● **Goal**: Copy out all of the material, matching it word for word.

● **Raw data**:
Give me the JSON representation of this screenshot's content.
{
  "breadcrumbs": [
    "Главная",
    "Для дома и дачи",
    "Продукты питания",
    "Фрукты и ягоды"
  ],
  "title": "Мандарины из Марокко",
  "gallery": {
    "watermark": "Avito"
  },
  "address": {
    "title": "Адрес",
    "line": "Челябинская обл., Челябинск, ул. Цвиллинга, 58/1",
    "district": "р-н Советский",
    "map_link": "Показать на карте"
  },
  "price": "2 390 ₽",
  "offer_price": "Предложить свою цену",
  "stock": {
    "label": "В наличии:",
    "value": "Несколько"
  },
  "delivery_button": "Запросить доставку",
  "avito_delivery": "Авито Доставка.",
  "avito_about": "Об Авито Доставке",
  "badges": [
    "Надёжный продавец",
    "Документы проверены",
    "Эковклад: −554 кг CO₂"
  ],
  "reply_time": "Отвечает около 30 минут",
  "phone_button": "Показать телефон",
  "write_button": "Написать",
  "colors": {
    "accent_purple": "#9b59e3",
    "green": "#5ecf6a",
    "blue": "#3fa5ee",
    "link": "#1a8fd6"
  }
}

● **Task result**:
Give me the JSON representation of this screenshot's content.
{
  "breadcrumbs": [
    "Главная",
    "Для дома и дачи",
    "Продукты питания",
    "Фрукты и ягоды"
  ],
  "title": "Мандарины из Марокко",
  "gallery": {
    "watermark": "Avito"
  },
  "address": {
    "title": "Адрес",
    "line": "Челябинская обл., Челябинск, ул. Цвиллинга, 58/1",
    "district": "р-н Советский",
    "map_link": "Показать на карте"
  },
  "price": "2 390 ₽",
  "offer_price": "Предложить свою цену",
  "stock": {
    "label": "В наличии:",
    "value": "Несколько"
  },
  "delivery_button": "Запросить доставку",
  "avito_delivery": "Авито Доставка.",
  "avito_about": "Об Авито Доставке",
  "badges": [
    "Надёжный продавец",
    "Документы проверены",
    "Эковклад: −554 кг CO₂"
  ],
  "reply_time": "Отвечает около 30 минут",
  "phone_button": "Показать телефон",
  "write_button": "Написать",
  "colors": {
    "accent_purple": "#9b59e3",
    "green": "#5ecf6a",
    "blue": "#3fa5ee",
    "link": "#1a8fd6"
  }
}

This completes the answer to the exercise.